>> START
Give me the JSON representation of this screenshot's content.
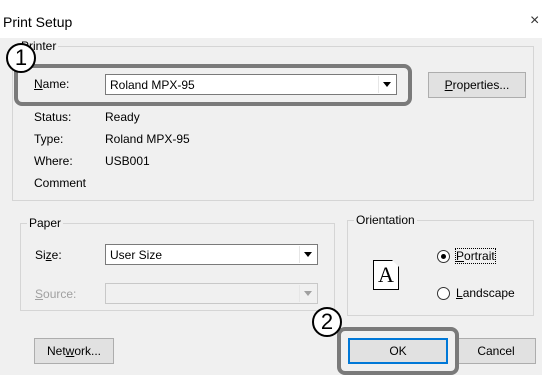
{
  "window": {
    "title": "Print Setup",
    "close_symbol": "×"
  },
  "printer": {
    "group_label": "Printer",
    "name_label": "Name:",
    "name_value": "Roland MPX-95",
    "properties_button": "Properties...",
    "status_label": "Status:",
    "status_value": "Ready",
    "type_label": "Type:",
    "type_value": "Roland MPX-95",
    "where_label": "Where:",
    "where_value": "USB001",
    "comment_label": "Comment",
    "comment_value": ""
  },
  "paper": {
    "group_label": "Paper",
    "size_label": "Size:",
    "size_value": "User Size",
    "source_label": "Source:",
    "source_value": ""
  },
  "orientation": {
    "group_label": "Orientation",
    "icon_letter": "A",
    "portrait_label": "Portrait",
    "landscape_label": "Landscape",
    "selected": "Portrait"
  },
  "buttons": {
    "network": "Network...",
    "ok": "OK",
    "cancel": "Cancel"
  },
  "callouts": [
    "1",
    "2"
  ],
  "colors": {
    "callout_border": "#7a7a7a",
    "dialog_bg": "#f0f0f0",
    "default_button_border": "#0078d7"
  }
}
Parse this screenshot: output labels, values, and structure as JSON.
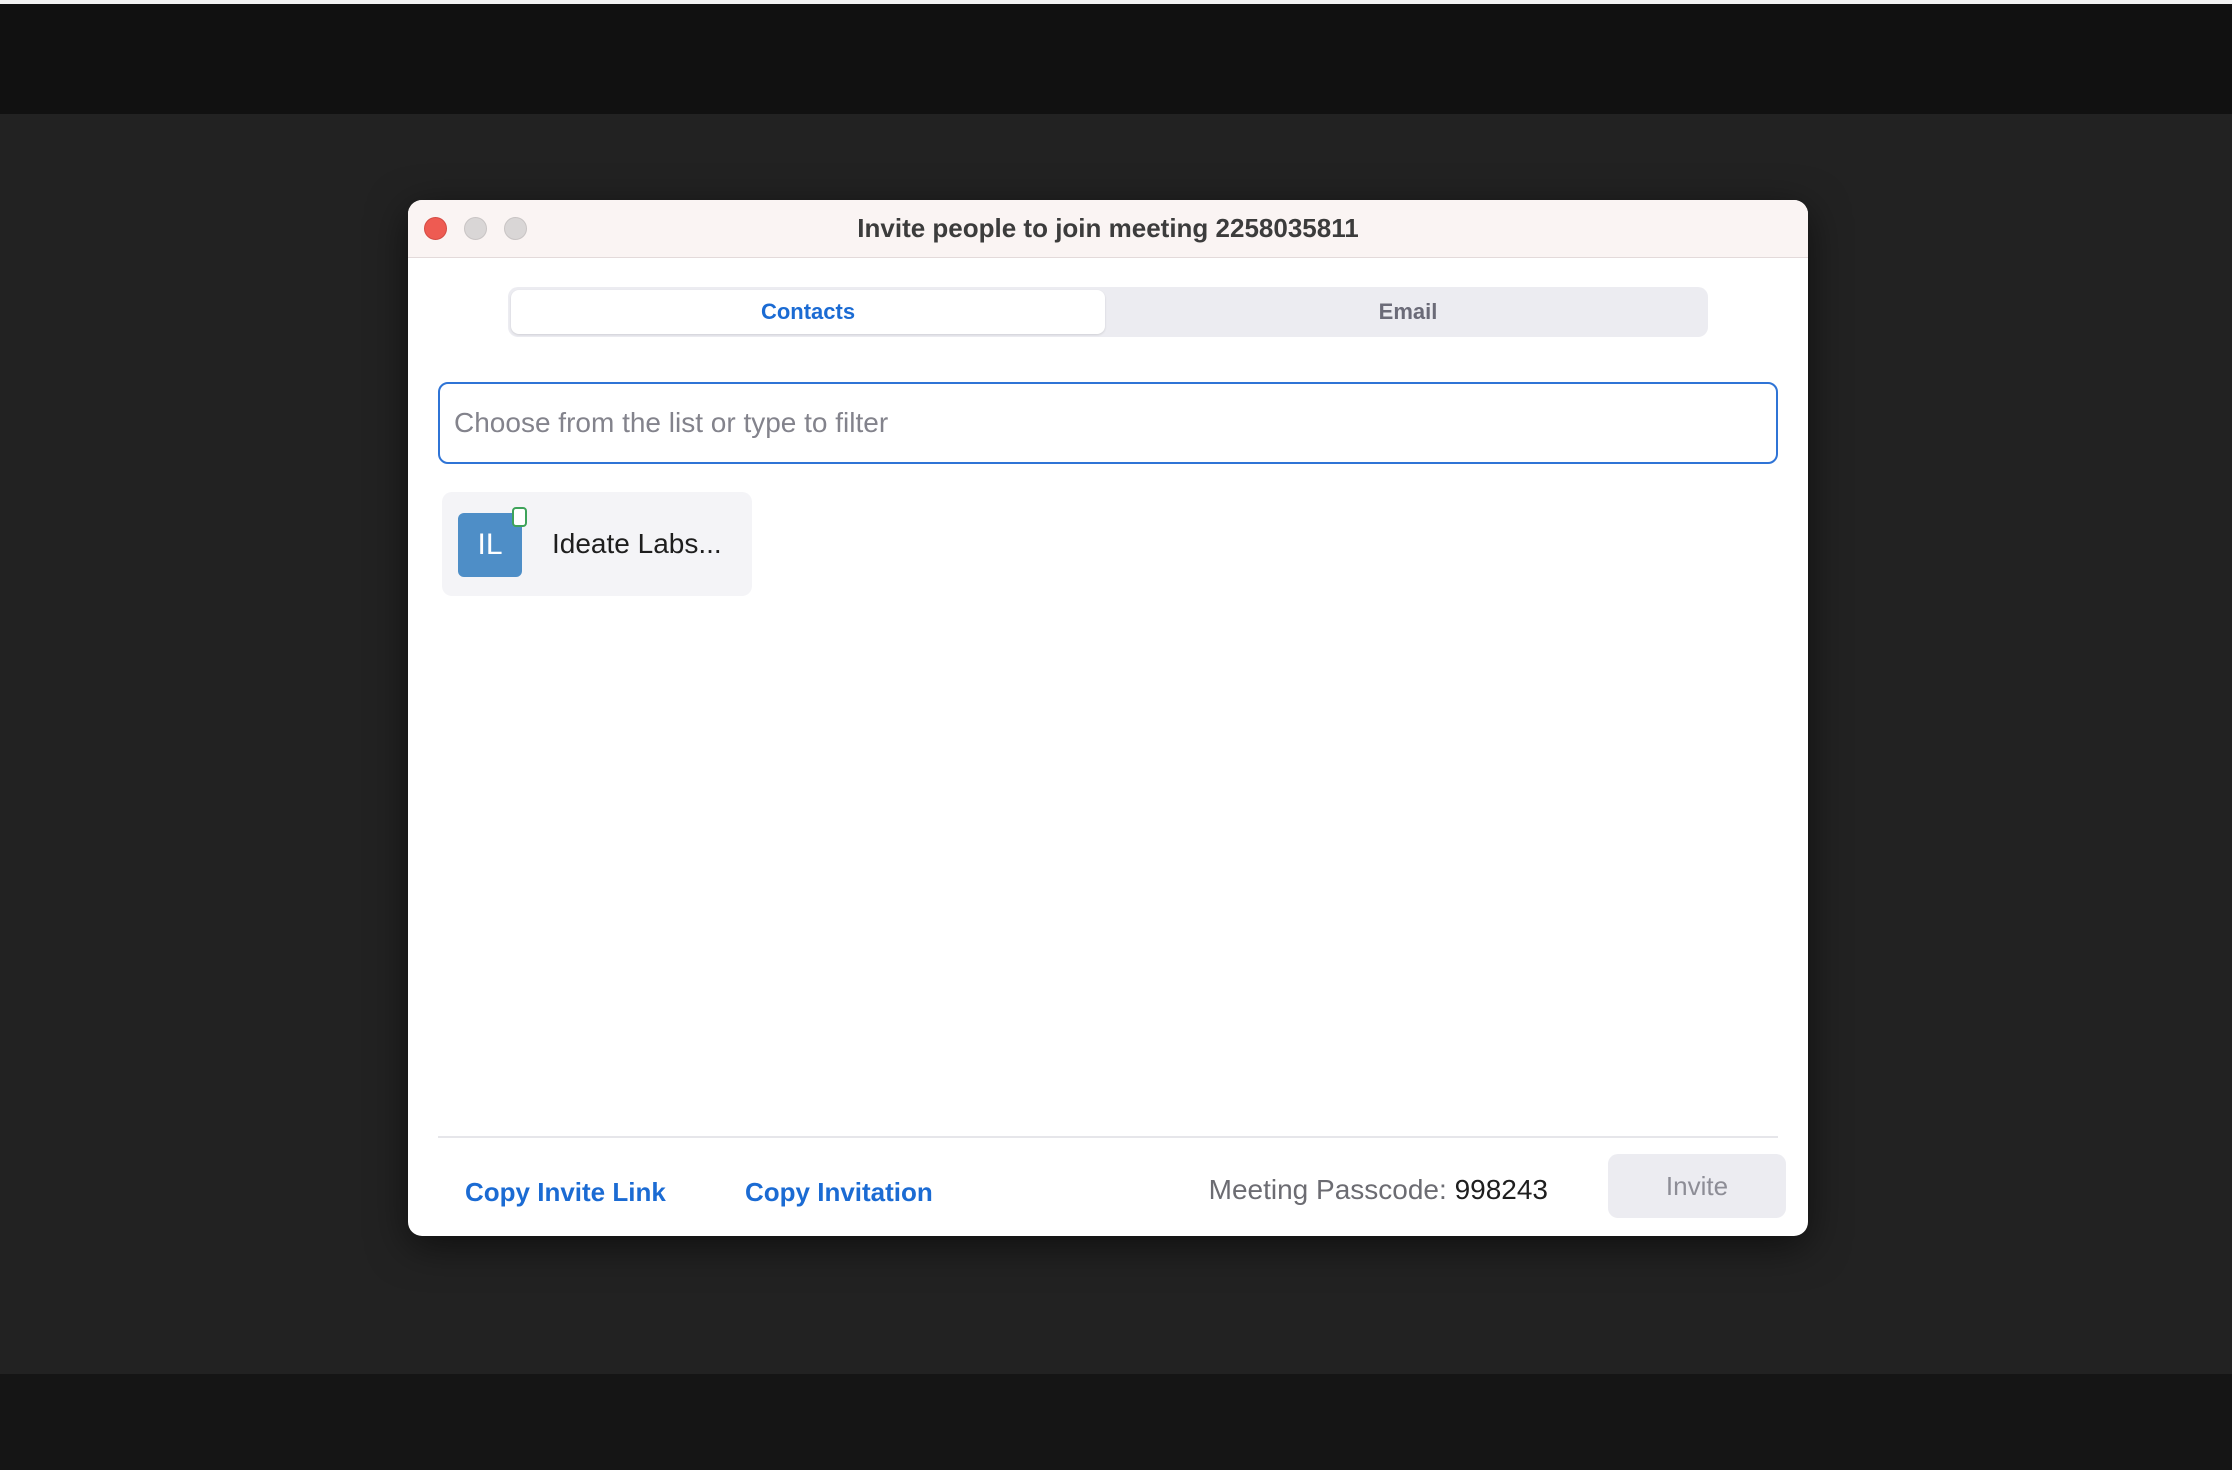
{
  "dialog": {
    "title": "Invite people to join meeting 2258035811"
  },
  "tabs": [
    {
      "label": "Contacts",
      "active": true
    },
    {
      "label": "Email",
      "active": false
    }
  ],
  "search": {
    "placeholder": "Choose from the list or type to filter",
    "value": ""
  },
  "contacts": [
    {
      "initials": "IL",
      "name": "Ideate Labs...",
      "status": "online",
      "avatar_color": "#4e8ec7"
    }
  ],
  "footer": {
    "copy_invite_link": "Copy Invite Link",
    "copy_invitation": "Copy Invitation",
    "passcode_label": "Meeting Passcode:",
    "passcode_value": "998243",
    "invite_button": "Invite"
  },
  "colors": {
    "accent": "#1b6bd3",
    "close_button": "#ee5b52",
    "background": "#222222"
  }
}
>> END
Copy out exactly the lines from the one with "Parse this screenshot: output" through the end of the listing, both ends included, omitting any picture.

Right answer:
Parse this screenshot: output labels, values, and structure as JSON.
{
  "dialog": {
    "title": "Invite people to join meeting 2258035811"
  },
  "tabs": [
    {
      "label": "Contacts",
      "active": true
    },
    {
      "label": "Email",
      "active": false
    }
  ],
  "search": {
    "placeholder": "Choose from the list or type to filter",
    "value": ""
  },
  "contacts": [
    {
      "initials": "IL",
      "name": "Ideate Labs...",
      "status": "online",
      "avatar_color": "#4e8ec7"
    }
  ],
  "footer": {
    "copy_invite_link": "Copy Invite Link",
    "copy_invitation": "Copy Invitation",
    "passcode_label": "Meeting Passcode:",
    "passcode_value": "998243",
    "invite_button": "Invite"
  },
  "colors": {
    "accent": "#1b6bd3",
    "close_button": "#ee5b52",
    "background": "#222222"
  }
}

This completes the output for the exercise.